Barbarian is super simple: By the time you're level 3, at most, you can be in a heavy armor.

The Sorcerer is also a classical build, with Champion Dedication to grab Heavy Armor.

Both are definitely very usable builds and I've seen some running perfectly.

Ravingdork wrote:

One of my favorite characters is a high intelligence, high charisma sorcerer/wizard (pre-remaster)/witch (remaster)Remaster.

She is crazy effective at the things I want her to do. So respectfully, I disagree; the game supports high intelligence, high charisma characters just fine.

Unless you just keep one at 14, which is nice but not exactly "high" to me, you'll end up with a save stat you can't improve which is definitely a big liability at high level. Being 2 points behind in a save stat is acceptable, but 4 points behind starts to be really crippling.

But before level 10, you won't feel it. If you haven't played it higher than level 10 you may still think it's a perfectly fine build.

—————

#### What this exercise asks
[1] Revise the build discussion starting at "One of my favorite" and ending at "be really crippling.", using "weakness" in place of "liability".
[2] Pick up the build discussion after its final sentence and keep writing it.
The entries come from a separate source.

#### Listed records
—————

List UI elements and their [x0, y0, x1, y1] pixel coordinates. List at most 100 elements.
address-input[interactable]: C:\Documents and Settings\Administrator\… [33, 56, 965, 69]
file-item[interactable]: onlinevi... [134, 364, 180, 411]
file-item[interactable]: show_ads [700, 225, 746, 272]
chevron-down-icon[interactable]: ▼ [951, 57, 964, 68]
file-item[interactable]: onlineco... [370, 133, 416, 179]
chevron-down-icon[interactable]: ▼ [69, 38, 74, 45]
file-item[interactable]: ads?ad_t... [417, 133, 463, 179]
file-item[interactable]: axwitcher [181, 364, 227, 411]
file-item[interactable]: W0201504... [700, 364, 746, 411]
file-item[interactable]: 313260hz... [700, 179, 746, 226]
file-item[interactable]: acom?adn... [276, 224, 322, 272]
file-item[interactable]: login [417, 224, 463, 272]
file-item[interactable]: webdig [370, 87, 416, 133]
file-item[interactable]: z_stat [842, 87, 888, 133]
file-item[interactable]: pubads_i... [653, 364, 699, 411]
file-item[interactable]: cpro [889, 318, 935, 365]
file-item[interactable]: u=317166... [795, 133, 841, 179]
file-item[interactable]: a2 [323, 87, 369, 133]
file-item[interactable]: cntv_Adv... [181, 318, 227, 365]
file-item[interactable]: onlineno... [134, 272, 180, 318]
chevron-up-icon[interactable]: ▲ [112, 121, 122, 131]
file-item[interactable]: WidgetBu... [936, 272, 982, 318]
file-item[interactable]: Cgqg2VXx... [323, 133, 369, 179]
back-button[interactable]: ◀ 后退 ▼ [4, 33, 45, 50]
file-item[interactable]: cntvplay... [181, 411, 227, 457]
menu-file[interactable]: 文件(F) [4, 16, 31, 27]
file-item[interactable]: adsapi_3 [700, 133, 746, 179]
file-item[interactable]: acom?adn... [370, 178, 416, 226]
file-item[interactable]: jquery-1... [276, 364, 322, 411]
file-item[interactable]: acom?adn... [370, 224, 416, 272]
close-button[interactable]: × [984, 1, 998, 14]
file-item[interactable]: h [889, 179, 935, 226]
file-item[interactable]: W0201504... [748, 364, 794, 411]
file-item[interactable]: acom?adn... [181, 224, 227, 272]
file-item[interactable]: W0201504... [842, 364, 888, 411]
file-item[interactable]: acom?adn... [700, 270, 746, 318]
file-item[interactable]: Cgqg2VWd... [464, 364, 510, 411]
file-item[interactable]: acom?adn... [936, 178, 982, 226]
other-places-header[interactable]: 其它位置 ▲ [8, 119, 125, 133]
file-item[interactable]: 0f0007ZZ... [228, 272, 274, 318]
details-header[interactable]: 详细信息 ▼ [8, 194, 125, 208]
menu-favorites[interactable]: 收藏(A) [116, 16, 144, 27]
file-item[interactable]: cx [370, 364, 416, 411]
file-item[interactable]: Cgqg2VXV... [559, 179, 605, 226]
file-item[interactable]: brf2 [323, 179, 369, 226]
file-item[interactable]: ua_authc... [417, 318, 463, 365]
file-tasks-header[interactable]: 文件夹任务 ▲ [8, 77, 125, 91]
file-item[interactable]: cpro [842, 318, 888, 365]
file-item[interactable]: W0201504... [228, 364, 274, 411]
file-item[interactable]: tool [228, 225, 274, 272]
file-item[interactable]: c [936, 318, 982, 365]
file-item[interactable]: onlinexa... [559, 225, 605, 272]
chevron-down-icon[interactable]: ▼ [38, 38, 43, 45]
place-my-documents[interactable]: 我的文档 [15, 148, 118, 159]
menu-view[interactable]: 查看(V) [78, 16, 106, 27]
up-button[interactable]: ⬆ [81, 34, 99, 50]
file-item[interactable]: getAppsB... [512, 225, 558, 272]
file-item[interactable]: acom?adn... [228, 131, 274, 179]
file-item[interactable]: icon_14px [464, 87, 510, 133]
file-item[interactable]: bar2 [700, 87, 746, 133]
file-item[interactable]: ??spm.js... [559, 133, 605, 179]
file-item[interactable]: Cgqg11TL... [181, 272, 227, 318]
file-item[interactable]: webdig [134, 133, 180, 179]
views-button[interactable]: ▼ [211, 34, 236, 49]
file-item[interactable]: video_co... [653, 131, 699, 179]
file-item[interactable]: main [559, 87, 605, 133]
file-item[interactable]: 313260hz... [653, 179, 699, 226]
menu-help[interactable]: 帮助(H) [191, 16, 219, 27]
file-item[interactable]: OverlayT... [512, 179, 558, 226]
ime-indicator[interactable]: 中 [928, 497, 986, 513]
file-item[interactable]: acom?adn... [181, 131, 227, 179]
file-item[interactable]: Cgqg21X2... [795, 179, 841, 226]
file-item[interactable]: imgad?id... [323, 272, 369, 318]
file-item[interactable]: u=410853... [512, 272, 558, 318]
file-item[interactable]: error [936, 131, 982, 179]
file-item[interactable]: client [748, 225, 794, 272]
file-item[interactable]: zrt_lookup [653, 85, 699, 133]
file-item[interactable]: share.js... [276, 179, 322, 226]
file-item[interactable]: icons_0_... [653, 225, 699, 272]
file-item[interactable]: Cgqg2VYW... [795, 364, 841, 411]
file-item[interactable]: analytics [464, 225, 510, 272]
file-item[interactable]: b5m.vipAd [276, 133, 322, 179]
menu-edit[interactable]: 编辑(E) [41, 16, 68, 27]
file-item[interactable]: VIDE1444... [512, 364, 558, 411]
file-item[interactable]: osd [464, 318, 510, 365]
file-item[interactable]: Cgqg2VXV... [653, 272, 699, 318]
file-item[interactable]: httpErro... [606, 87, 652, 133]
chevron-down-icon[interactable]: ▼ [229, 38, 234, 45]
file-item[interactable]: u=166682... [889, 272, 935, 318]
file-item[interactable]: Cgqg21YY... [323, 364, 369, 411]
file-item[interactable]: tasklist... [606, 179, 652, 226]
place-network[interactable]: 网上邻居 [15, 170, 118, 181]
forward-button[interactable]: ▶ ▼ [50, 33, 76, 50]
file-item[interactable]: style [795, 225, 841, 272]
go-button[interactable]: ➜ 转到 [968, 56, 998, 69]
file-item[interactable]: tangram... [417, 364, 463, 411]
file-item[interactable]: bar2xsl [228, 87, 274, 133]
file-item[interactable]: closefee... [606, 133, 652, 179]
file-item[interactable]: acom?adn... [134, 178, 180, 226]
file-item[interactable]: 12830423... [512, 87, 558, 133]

—————

#### Responses per task
[1]
One of my favorite characters is a high intelligence, high charisma sorcerer/wizard (pre-remaster)/witch (remaster)Remaster.

She is crazy effective at the things I want her to do. So respectfully, I disagree; the game supports high intelligence, high charisma characters just fine.

Unless you just keep one at 14, which is nice but not exactly "high" to me, you'll end up with a save stat you can't improve which is definitely a big weakness at high level. Being 2 points behind in a save stat is acceptable, but 4 points behind starts to be really crippling.

[2]
Ravingdork wrote:

Here's the studious barbarian I made years ago for Skull and Shackles, Teridax.

Feel free to tear it apart all you like, but know that it played quite well and was a lot of fun for me despite whatever you or others decide to claim.

It’s not really a matter of tearing your concept apart, so much as pointing out that it’s got notably weak Ref saves in exchange for a Loremaster dedication that doesn’t work terribly well while raging. In a campaign that doesn’t aim to be especially difficult, which looks to be the way yours was run, that and virtually any other concept would be perfectly fine, but in an adventure that does put pressure to optimize, your character’s flaws would likely have become much more apparent.

“SuperBidi” wrote:
Barbarian is super simple: By the time you're level 3, at most, you can be in a heavy armor.

Unless the remaster has fixed this, no general feat gives you heavy armor proficiency that goes beyond Trained. You’d therefore have even less AC by opting into heavy armor that way.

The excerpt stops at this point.